» **Stated task**: Copy the records below line for line, without any changes. Leave out the pictures.

(Listings of element locations)
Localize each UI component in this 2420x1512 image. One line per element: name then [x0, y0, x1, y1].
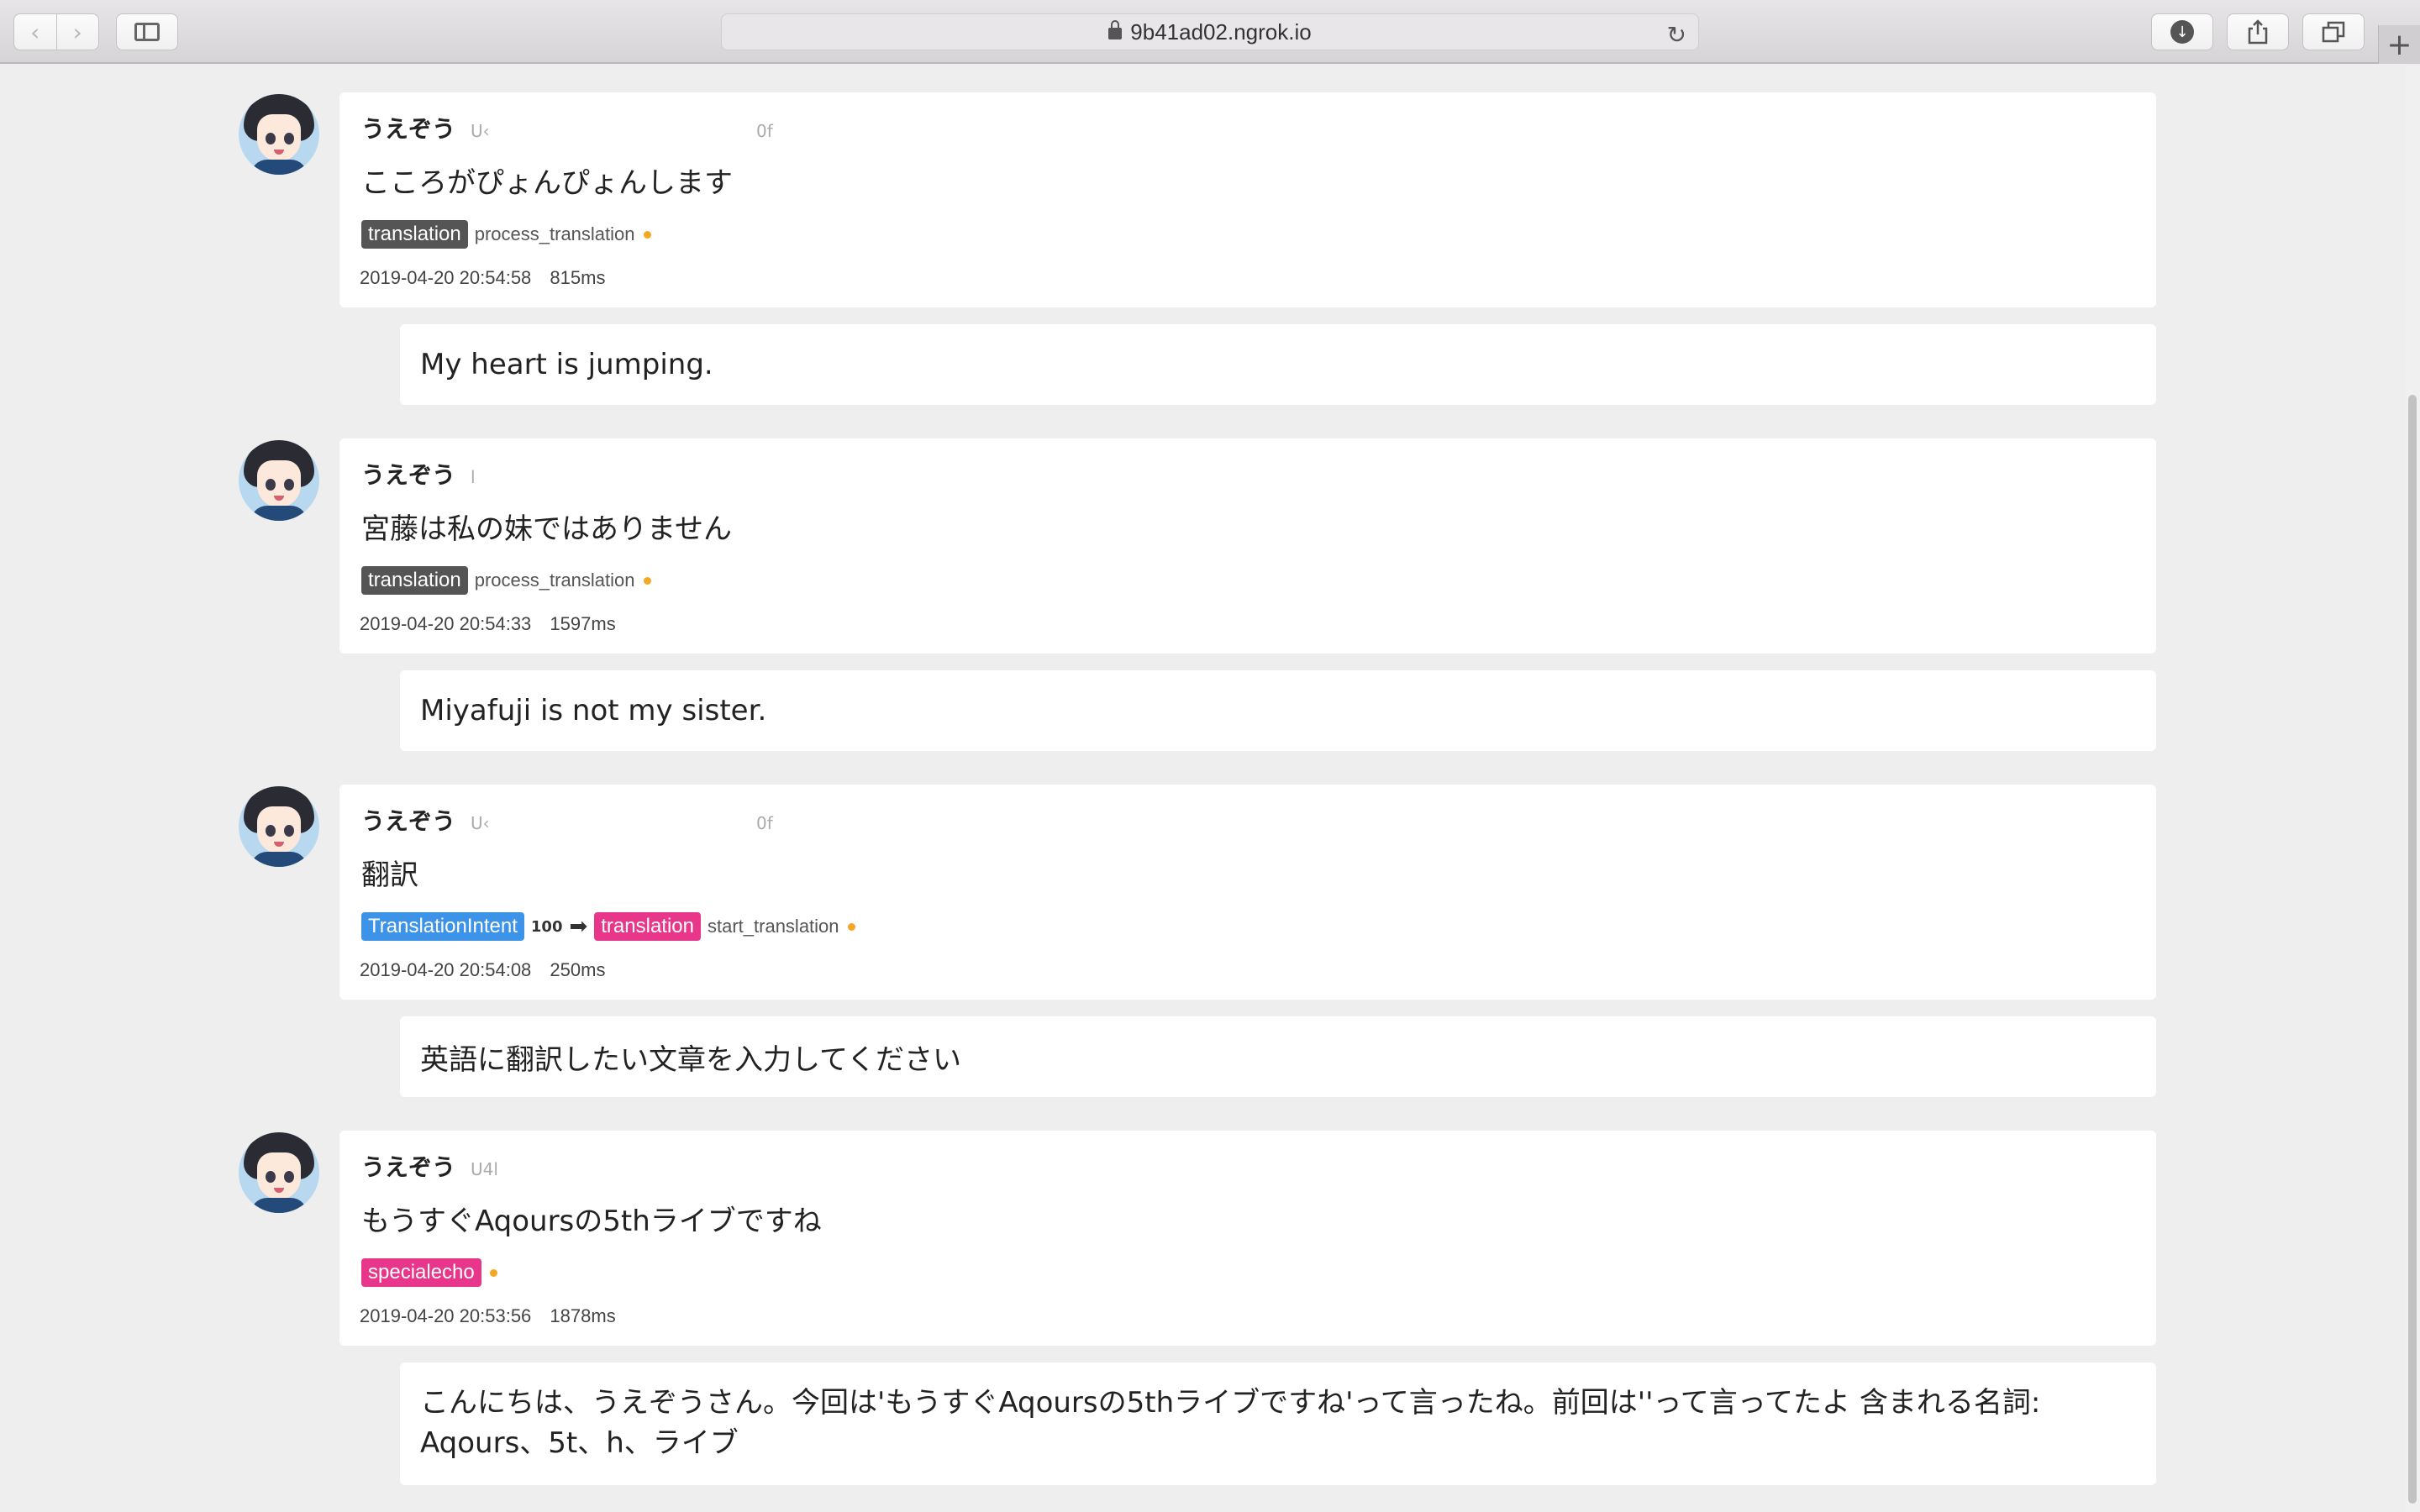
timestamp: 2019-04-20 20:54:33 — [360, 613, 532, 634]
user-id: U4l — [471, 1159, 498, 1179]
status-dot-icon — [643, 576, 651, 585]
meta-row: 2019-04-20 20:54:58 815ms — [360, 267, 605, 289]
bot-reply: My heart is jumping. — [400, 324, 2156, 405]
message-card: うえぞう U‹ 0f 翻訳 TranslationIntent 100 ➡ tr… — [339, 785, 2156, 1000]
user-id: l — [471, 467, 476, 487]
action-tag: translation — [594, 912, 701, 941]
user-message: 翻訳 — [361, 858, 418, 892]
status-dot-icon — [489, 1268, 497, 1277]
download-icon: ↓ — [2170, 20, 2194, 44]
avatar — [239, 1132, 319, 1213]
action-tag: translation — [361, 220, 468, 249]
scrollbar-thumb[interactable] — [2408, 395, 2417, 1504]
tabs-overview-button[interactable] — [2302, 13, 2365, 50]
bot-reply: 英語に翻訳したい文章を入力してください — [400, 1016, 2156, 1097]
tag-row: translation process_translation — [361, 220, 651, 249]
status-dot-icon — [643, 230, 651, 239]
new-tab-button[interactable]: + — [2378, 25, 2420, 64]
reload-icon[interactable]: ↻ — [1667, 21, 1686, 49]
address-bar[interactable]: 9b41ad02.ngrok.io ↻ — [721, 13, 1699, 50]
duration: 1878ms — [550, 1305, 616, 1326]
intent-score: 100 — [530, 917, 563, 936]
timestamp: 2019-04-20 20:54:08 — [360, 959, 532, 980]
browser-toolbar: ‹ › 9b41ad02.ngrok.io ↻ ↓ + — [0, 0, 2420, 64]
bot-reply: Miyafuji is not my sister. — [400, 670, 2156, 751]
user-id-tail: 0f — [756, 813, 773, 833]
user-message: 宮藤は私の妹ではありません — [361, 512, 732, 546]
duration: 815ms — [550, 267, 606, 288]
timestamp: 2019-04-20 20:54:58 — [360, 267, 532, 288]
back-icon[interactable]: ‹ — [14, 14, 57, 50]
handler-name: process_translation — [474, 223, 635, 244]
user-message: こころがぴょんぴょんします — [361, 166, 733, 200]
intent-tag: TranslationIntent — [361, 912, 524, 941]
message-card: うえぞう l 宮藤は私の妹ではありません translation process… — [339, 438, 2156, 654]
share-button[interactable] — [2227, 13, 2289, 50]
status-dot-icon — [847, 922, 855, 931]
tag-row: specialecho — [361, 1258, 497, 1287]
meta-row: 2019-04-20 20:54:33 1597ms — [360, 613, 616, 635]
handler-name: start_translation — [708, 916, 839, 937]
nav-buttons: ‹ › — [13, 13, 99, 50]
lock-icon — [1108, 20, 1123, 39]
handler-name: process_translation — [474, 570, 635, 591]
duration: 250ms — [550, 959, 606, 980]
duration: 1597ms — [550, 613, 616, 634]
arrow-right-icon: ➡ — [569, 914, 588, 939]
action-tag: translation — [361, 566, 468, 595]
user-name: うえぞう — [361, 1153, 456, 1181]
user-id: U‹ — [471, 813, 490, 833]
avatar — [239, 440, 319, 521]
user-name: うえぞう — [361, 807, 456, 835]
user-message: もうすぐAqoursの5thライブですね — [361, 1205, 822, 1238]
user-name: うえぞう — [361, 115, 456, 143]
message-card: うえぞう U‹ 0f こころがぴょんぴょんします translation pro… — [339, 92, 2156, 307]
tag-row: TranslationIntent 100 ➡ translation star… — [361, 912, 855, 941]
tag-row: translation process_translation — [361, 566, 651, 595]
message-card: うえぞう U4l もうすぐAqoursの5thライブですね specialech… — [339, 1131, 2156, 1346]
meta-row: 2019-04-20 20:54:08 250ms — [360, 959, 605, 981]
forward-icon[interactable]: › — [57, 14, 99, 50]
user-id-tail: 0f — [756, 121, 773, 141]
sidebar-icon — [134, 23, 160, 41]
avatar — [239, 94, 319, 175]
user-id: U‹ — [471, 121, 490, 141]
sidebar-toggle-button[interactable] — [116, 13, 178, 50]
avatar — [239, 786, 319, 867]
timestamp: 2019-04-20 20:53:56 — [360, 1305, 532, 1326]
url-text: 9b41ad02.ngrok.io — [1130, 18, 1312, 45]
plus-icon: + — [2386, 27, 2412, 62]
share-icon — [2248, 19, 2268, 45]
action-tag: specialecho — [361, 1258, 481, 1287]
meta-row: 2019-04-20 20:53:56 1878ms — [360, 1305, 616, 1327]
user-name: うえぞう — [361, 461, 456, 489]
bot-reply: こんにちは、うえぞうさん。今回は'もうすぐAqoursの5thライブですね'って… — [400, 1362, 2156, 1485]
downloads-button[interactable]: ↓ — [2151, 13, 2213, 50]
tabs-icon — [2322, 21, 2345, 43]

» **Written solution**:
Localize each UI component in this 2420x1512 image. One line per element: name then [x0, y0, x1, y1].
timestamp: 2019-04-20 20:54:33 — [360, 613, 532, 634]
user-id: U4l — [471, 1159, 498, 1179]
status-dot-icon — [643, 576, 651, 585]
meta-row: 2019-04-20 20:54:58 815ms — [360, 267, 605, 289]
bot-reply: My heart is jumping. — [400, 324, 2156, 405]
message-card: うえぞう U‹ 0f 翻訳 TranslationIntent 100 ➡ tr… — [339, 785, 2156, 1000]
user-id: l — [471, 467, 476, 487]
action-tag: translation — [594, 912, 701, 941]
user-message: 翻訳 — [361, 858, 418, 892]
status-dot-icon — [489, 1268, 497, 1277]
download-icon: ↓ — [2170, 20, 2194, 44]
avatar — [239, 1132, 319, 1213]
action-tag: translation — [361, 220, 468, 249]
scrollbar-thumb[interactable] — [2408, 395, 2417, 1504]
tabs-overview-button[interactable] — [2302, 13, 2365, 50]
bot-reply: 英語に翻訳したい文章を入力してください — [400, 1016, 2156, 1097]
tag-row: translation process_translation — [361, 220, 651, 249]
status-dot-icon — [643, 230, 651, 239]
new-tab-button[interactable]: + — [2378, 25, 2420, 64]
reload-icon[interactable]: ↻ — [1667, 21, 1686, 49]
address-bar[interactable]: 9b41ad02.ngrok.io ↻ — [721, 13, 1699, 50]
duration: 1878ms — [550, 1305, 616, 1326]
intent-score: 100 — [530, 917, 563, 936]
timestamp: 2019-04-20 20:54:08 — [360, 959, 532, 980]
browser-toolbar: ‹ › 9b41ad02.ngrok.io ↻ ↓ + — [0, 0, 2420, 64]
bot-reply: Miyafuji is not my sister. — [400, 670, 2156, 751]
user-id-tail: 0f — [756, 813, 773, 833]
user-message: 宮藤は私の妹ではありません — [361, 512, 732, 546]
duration: 815ms — [550, 267, 606, 288]
timestamp: 2019-04-20 20:54:58 — [360, 267, 532, 288]
back-icon[interactable]: ‹ — [14, 14, 57, 50]
handler-name: process_translation — [474, 223, 635, 244]
user-message: こころがぴょんぴょんします — [361, 166, 733, 200]
intent-tag: TranslationIntent — [361, 912, 524, 941]
message-card: うえぞう l 宮藤は私の妹ではありません translation process… — [339, 438, 2156, 654]
share-button[interactable] — [2227, 13, 2289, 50]
status-dot-icon — [847, 922, 855, 931]
tag-row: specialecho — [361, 1258, 497, 1287]
meta-row: 2019-04-20 20:54:33 1597ms — [360, 613, 616, 635]
handler-name: start_translation — [708, 916, 839, 937]
nav-buttons: ‹ › — [13, 13, 99, 50]
lock-icon — [1108, 20, 1123, 39]
handler-name: process_translation — [474, 570, 635, 591]
duration: 250ms — [550, 959, 606, 980]
duration: 1597ms — [550, 613, 616, 634]
arrow-right-icon: ➡ — [569, 914, 588, 939]
action-tag: translation — [361, 566, 468, 595]
user-name: うえぞう — [361, 1153, 456, 1181]
user-id: U‹ — [471, 813, 490, 833]
avatar — [239, 440, 319, 521]
user-name: うえぞう — [361, 807, 456, 835]
user-message: もうすぐAqoursの5thライブですね — [361, 1205, 822, 1238]
user-name: うえぞう — [361, 115, 456, 143]
message-card: うえぞう U‹ 0f こころがぴょんぴょんします translation pro… — [339, 92, 2156, 307]
tag-row: TranslationIntent 100 ➡ translation star… — [361, 912, 855, 941]
tag-row: translation process_translation — [361, 566, 651, 595]
message-card: うえぞう U4l もうすぐAqoursの5thライブですね specialech… — [339, 1131, 2156, 1346]
meta-row: 2019-04-20 20:54:08 250ms — [360, 959, 605, 981]
forward-icon[interactable]: › — [57, 14, 99, 50]
user-id-tail: 0f — [756, 121, 773, 141]
sidebar-icon — [134, 23, 160, 41]
avatar — [239, 94, 319, 175]
user-id: U‹ — [471, 121, 490, 141]
sidebar-toggle-button[interactable] — [116, 13, 178, 50]
avatar — [239, 786, 319, 867]
timestamp: 2019-04-20 20:53:56 — [360, 1305, 532, 1326]
url-text: 9b41ad02.ngrok.io — [1130, 18, 1312, 45]
plus-icon: + — [2386, 27, 2412, 62]
share-icon — [2248, 19, 2268, 45]
action-tag: specialecho — [361, 1258, 481, 1287]
meta-row: 2019-04-20 20:53:56 1878ms — [360, 1305, 616, 1327]
user-name: うえぞう — [361, 461, 456, 489]
bot-reply: こんにちは、うえぞうさん。今回は'もうすぐAqoursの5thライブですね'って… — [400, 1362, 2156, 1485]
downloads-button[interactable]: ↓ — [2151, 13, 2213, 50]
tabs-icon — [2322, 21, 2345, 43]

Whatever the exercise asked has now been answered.